--- Begin Data section ---
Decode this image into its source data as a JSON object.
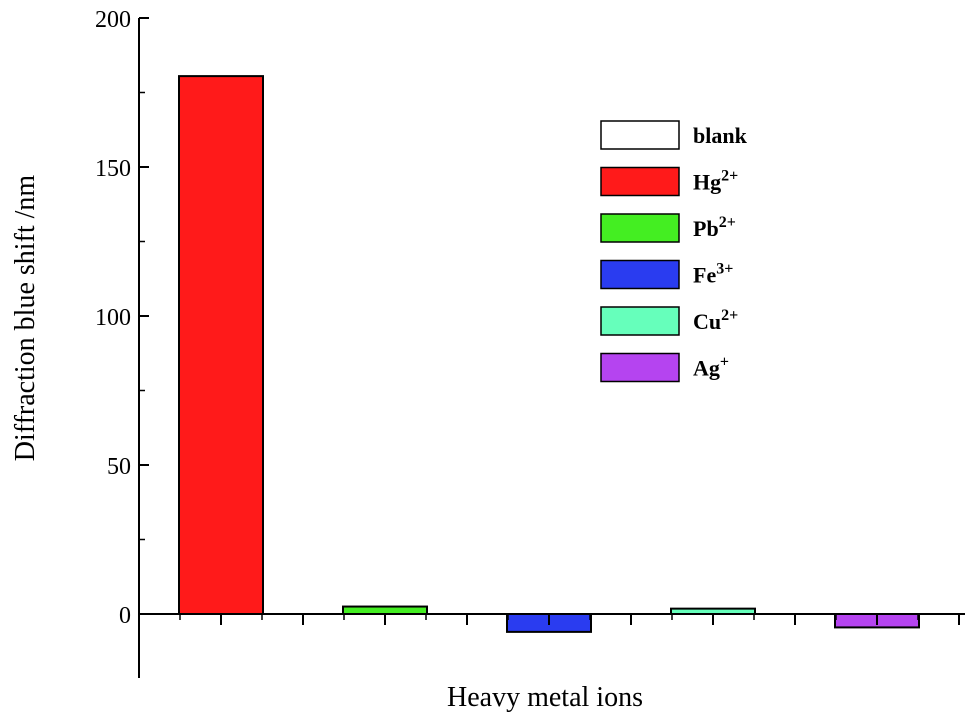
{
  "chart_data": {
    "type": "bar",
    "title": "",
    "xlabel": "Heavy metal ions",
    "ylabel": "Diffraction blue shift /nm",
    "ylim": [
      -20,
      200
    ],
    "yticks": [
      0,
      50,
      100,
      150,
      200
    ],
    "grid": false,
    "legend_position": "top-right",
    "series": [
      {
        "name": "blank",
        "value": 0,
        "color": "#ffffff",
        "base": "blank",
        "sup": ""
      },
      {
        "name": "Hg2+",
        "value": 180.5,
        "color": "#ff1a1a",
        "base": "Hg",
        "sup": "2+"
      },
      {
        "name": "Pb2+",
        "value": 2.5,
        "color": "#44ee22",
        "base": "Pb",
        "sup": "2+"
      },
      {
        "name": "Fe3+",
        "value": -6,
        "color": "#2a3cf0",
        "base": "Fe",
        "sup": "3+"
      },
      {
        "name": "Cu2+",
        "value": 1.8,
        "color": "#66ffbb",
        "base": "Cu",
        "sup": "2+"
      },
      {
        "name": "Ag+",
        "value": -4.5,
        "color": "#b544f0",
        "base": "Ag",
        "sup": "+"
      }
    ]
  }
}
--- End Data section ---
--- Begin Data section ---
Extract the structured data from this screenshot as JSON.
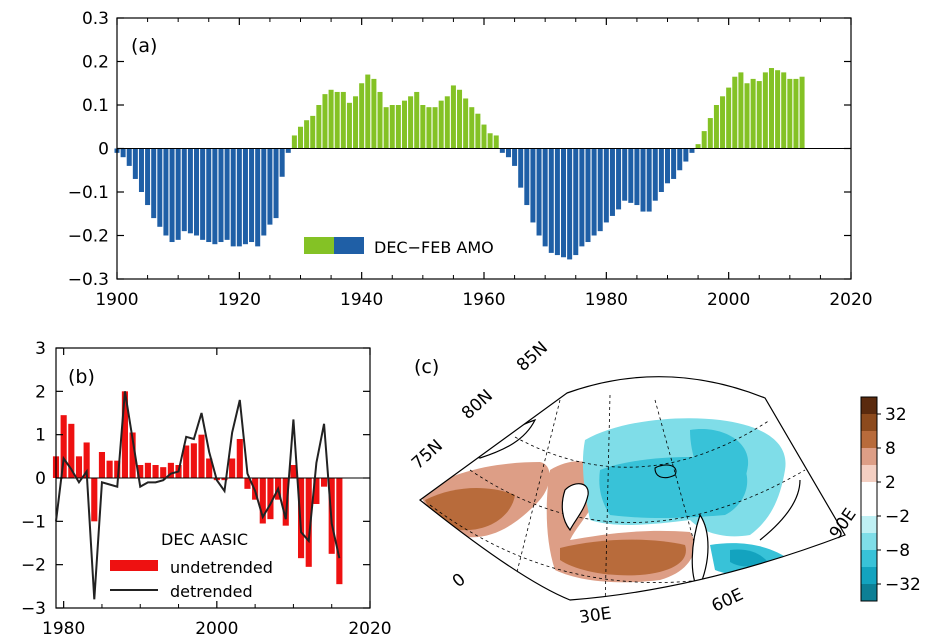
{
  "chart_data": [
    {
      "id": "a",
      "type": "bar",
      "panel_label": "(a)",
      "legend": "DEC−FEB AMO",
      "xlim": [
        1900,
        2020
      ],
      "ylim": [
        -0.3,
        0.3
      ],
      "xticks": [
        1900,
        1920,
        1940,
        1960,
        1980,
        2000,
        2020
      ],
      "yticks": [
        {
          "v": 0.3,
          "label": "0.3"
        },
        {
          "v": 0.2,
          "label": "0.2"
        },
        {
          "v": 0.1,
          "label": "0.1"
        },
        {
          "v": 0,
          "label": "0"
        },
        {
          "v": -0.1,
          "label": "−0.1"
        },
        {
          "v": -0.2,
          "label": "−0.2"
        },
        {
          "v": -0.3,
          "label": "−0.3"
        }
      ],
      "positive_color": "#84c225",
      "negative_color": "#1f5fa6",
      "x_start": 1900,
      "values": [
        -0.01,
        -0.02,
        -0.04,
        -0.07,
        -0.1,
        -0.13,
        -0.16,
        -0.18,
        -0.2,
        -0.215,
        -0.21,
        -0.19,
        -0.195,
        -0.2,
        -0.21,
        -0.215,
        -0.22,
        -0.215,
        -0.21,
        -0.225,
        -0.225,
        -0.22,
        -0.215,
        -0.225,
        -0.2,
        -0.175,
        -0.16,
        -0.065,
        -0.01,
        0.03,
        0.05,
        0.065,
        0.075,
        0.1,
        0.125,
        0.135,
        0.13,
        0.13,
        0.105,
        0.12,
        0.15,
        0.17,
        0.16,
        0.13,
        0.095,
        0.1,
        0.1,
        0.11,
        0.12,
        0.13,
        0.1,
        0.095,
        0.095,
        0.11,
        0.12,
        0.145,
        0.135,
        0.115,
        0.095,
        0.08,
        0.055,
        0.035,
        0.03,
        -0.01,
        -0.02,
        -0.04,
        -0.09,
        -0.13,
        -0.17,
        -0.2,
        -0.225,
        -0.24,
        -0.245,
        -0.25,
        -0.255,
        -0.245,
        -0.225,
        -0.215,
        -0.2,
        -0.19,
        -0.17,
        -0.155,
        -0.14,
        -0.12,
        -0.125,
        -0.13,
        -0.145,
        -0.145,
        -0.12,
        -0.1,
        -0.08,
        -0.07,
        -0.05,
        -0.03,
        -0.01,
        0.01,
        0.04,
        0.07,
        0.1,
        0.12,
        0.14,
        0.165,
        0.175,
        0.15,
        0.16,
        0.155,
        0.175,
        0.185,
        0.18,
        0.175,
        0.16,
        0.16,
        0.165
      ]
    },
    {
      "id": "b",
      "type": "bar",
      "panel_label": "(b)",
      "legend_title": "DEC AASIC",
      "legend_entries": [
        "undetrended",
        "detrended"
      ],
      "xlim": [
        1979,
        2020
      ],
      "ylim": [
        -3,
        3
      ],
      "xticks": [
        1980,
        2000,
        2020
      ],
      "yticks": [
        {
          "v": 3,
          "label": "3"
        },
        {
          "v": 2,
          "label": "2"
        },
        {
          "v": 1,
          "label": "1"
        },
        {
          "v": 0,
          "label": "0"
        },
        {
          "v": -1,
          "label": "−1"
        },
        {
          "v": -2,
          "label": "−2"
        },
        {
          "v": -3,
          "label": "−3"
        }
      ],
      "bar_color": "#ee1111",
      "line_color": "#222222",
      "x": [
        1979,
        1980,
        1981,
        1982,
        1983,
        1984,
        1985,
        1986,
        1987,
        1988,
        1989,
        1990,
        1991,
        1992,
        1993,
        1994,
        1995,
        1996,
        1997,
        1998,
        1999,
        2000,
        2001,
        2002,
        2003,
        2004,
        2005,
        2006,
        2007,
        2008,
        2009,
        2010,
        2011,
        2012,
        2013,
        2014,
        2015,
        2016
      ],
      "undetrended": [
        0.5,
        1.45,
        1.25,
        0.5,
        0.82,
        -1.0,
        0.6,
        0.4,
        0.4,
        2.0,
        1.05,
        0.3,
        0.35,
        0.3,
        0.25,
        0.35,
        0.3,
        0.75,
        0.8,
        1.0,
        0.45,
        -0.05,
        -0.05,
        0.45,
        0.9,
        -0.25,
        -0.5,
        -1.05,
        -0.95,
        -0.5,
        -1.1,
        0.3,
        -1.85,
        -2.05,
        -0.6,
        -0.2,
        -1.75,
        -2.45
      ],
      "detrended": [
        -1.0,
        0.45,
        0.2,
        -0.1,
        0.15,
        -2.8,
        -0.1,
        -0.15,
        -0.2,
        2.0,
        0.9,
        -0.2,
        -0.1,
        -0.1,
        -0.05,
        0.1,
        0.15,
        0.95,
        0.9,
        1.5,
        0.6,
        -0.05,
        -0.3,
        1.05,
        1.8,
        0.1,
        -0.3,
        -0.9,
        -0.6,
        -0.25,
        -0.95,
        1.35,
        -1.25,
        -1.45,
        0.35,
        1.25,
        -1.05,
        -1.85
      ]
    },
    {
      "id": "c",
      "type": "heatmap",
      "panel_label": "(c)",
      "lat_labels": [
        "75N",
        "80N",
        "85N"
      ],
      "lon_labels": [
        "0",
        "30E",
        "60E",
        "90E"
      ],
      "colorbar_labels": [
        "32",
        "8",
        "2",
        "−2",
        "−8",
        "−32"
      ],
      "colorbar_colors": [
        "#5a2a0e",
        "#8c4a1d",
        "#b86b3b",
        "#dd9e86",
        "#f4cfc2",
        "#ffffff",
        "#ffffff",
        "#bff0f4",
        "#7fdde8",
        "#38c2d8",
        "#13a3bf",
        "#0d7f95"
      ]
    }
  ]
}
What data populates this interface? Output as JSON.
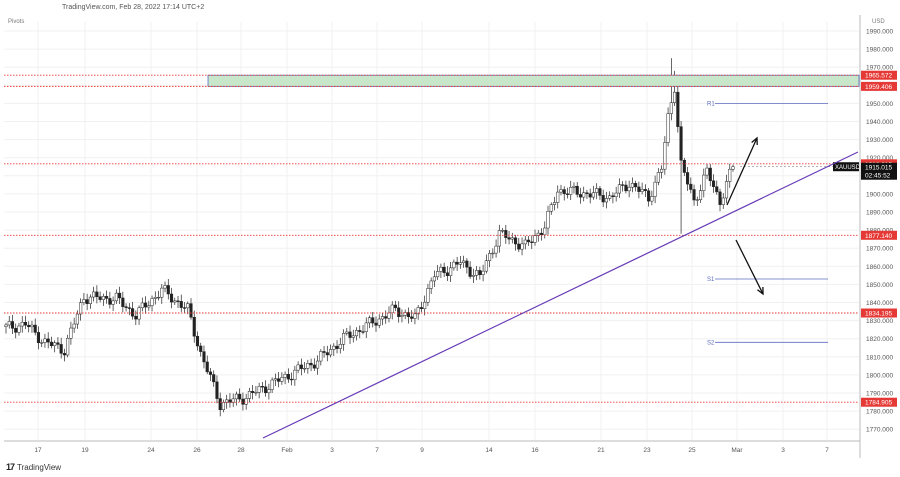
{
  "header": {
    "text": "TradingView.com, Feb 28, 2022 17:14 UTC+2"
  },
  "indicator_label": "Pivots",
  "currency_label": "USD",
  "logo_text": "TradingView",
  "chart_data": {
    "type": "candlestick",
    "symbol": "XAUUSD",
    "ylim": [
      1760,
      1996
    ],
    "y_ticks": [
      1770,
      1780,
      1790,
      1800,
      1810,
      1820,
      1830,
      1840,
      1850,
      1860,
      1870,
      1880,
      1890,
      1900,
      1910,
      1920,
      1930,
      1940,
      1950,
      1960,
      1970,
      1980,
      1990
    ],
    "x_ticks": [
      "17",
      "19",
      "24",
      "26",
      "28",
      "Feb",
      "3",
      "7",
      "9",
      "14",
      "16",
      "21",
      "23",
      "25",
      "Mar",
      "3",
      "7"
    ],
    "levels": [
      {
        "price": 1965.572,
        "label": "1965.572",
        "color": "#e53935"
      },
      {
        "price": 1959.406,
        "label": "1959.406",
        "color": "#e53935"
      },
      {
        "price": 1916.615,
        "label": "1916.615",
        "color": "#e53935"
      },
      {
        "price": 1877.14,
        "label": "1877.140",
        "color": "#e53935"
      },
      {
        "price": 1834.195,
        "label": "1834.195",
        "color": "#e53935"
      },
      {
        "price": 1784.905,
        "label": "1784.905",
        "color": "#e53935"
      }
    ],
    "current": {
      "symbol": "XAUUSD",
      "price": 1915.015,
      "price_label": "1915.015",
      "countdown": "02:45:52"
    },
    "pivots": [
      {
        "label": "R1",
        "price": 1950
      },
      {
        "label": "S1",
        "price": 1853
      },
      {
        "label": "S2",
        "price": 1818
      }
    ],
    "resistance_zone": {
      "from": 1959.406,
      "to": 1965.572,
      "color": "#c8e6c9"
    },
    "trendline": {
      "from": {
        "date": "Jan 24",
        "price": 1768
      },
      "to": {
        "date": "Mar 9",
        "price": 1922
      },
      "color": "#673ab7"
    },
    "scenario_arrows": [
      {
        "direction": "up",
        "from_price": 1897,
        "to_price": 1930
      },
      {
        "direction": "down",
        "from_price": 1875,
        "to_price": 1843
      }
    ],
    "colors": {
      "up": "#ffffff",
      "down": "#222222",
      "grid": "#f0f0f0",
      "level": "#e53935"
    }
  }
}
--- End Data section ---
- To do -
Filter the listing for the word "TradingView" and copy every line that holds it.

- Answer for the task -
    "text": "TradingView.com, Feb 28, 2022 17:14 UTC+2"
  "logo_text": "TradingView",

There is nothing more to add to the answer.